After that, I converted all maps and vectors into transients. This gave no improvement.
Also, I've implemented analogous algorithm in C++. It takes only 0.2 seconds for the same input.
My question is: How can I improve my code? Maybe I use clojure data structures incorrectly?
UPDATE:
So here's my C++ code.
#include <iostream>
#include <vector>
#include <chrono>
#include <unordered_set>
#include <cstdlib>
#include <string>
#include <cctype>
using namespace std;
struct Token
{
enum { IDENTIFIER = 1 };
int type;
string value;
};
class Lexer
{
public:
Lexer(const std::string& source)
: mSource(source)
, mIndex(0)
{
initCharSets();
}
std::vector<Token> tokenize()
{
while (mIndex < mSource.size())
{
scan();
}
return mResult;
}
private:
void initCharSets()
{
for (char c = 'a'; c <= 'z'; ++c)
mIdentifierInitial.insert(c);
for (char c = 'A'; c <= 'Z'; ++c)
mIdentifierInitial.insert(c);
mIdentifierInitial.insert('_');
mIdentifierSubsequent = mIdentifierInitial;
for (char c = '0'; c <= '9'; ++c)
mIdentifierSubsequent.insert(c);
}
void scan()
{
skipSpaces();
if (mIndex < mSource.size())
{
if (mIdentifierInitial.find(mSource[mIndex]) != mIdentifierInitial.end())
{
scanIdentifier();
}
mResult.push_back(mToken);
}
}
void scanIdentifier()
{
size_t i = mIndex;
while ((i < mSource.size()) && (mIdentifierSubsequent.find(mSource[i]) != mIdentifierSubsequent.end()))
++i;
mToken.type = Token::IDENTIFIER;
mToken.value = mSource.substr(mIndex, i - mIndex);
mIndex = i;
}
void skipSpaces()
{
while ((mIndex < mSource.size()) && std::isspace(mSource[mIndex]))
++mIndex;
}
unordered_set<char> mIdentifierInitial;
unordered_set<char> mIdentifierSubsequent;
string mSource;
size_t mIndex;
vector<Token> mResult;
Token mToken;
};
void measureBigString(int n)
{
std::string substri = "jobbi ";
std::string bigstr;
for (int i =0 ;i < n;++i)
bigstr += substri;
Lexer lexer(bigstr);
std::chrono::steady_clock::time_point begin = std::chrono::steady_clock::now();
lexer.tokenize();
std::chrono::steady_clock::time_point end = std::chrono::steady_clock::now();
std::cout << n << endl;
std::cout << "Time difference = " << std::chrono::duration_cast<std::chrono::milliseconds>(end - begin).count() <<std::endl;
std::cout << "\n\n\n";
}
int main()
{
measureBigString(1000000);
return 0;
}

I don't see anything obviously wrong with this code. I wouldn't expect transients to help you too much as you are not bulk loading, but rather updating once per loop (plus I doubt that's actually the slowest part).

Information supplied>
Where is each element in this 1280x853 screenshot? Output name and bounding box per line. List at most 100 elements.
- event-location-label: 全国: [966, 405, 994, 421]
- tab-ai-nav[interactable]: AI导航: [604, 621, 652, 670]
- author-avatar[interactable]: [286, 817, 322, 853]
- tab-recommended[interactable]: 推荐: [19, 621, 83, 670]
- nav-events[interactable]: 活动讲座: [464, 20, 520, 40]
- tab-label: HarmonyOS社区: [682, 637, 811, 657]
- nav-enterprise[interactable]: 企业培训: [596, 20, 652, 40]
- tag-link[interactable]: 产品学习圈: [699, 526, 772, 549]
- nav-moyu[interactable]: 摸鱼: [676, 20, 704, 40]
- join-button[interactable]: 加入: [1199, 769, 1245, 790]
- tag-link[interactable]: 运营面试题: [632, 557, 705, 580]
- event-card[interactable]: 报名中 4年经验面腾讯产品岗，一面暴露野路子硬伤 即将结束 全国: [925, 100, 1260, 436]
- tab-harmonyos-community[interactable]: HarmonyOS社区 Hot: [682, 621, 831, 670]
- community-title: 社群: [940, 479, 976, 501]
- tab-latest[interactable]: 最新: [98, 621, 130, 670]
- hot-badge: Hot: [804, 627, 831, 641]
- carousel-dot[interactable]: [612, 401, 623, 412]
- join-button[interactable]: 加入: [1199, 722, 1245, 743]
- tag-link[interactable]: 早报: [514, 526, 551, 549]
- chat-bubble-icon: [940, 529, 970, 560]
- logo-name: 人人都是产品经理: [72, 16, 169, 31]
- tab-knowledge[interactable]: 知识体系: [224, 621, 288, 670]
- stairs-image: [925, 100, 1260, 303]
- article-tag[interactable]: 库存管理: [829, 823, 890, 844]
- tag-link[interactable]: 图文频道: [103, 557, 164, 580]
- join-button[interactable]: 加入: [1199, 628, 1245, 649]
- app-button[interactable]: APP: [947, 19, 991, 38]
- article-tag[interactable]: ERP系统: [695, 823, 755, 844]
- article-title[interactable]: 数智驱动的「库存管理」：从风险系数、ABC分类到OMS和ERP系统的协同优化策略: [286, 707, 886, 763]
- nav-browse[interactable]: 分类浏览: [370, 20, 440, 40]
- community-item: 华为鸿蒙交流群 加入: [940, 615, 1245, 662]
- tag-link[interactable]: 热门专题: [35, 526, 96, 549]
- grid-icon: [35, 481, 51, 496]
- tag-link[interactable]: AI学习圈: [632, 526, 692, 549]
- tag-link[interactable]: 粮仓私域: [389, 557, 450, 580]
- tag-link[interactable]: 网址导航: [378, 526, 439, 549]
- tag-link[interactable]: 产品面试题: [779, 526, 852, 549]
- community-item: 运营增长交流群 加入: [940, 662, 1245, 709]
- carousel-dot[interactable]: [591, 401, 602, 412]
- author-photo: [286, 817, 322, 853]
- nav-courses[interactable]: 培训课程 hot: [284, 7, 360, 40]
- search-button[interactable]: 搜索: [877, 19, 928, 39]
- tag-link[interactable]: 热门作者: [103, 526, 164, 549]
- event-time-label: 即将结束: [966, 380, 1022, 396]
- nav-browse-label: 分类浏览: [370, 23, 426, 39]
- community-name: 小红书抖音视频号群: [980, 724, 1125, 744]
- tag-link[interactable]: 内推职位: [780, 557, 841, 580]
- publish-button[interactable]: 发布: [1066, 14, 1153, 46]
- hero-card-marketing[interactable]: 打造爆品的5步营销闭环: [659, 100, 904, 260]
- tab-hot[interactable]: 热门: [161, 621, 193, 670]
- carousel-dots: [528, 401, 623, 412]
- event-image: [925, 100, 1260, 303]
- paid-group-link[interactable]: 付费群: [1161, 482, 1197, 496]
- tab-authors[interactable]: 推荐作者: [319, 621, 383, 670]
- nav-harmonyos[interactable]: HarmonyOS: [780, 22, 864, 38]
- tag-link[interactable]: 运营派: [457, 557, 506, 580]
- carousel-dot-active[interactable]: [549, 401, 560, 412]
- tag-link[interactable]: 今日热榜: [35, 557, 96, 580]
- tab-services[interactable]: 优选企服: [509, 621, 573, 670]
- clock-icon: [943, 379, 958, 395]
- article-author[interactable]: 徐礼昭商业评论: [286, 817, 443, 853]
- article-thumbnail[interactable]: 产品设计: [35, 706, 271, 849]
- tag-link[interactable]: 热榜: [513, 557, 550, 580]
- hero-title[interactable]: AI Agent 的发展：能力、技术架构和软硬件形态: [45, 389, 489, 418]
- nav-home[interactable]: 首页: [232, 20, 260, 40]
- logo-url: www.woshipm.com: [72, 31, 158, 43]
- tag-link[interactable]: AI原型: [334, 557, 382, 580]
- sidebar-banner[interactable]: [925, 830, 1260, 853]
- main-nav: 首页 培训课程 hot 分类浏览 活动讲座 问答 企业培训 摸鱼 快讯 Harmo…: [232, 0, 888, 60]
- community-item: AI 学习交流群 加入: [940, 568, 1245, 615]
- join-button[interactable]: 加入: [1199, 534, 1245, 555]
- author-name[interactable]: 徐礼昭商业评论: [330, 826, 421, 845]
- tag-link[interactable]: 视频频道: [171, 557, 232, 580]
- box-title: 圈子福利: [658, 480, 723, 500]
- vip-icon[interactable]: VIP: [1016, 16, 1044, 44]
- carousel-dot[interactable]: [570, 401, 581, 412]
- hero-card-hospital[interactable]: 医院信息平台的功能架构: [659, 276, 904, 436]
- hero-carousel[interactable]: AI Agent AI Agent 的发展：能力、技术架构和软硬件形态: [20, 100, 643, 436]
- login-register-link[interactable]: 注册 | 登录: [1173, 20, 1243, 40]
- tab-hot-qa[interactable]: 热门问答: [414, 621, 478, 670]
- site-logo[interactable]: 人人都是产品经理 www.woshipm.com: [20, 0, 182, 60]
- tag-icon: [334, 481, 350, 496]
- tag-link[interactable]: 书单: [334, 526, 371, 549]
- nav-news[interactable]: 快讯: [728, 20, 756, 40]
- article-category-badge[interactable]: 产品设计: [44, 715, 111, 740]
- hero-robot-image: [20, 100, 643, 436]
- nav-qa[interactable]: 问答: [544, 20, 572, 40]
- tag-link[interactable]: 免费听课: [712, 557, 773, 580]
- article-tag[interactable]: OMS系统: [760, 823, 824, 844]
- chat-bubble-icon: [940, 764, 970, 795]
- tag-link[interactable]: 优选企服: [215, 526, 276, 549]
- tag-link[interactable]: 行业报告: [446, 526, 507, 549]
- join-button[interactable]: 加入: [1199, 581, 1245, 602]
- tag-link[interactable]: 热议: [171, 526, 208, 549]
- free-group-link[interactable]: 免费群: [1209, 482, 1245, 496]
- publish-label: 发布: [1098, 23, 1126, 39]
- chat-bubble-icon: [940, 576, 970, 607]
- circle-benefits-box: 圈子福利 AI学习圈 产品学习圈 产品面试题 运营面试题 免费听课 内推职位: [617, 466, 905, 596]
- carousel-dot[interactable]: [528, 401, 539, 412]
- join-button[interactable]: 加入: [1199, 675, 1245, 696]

Things to do>
- A) List every standard header included at the top of the C++ code in the lexer performance thread.
- B) Carry on the lexer performance thread past its final sentence.

Per-task answers>
- A) iostream, vector, chrono, unordered_set, cstdlib, string, cctype

- B)
My guess at which things are slow:
checking the character in the set (requires hashing and traversing the internal hash tree). Instead of building sets, creating functions that actually did an int-based check on the character ranges (> this, < that, etc) would not be as pretty but would almost certainly be faster, particularly if you took the care to use primitive type hints and avoid boxing to objects.
each time through the loop bashes a value nested in a hashmap. That's not going to be the fastest operation. If you did keep that thing as an independent transient vector that would be faster and avoid rebuilding the upper tree. Depending how far outside idiomatic Clojure and into Java land you wanted to go, you could also use a mutable ArrayList. It's dirty, but it's fast - if you constrain the scope of who is exposed to that mutable state, then I would consider something like this. Conceptually, same thing as a transient vector.

UPDATE:
One more significant tuning is on vector de-structuring. By replacing code like this:
(let [[c & cs] xs] ...)
with:
(let [c (first xs)
cs (rest xs)] ...)
will give another x2 performance improvement. All together you will get a x26 speedup - which should be on par with C++ implementation.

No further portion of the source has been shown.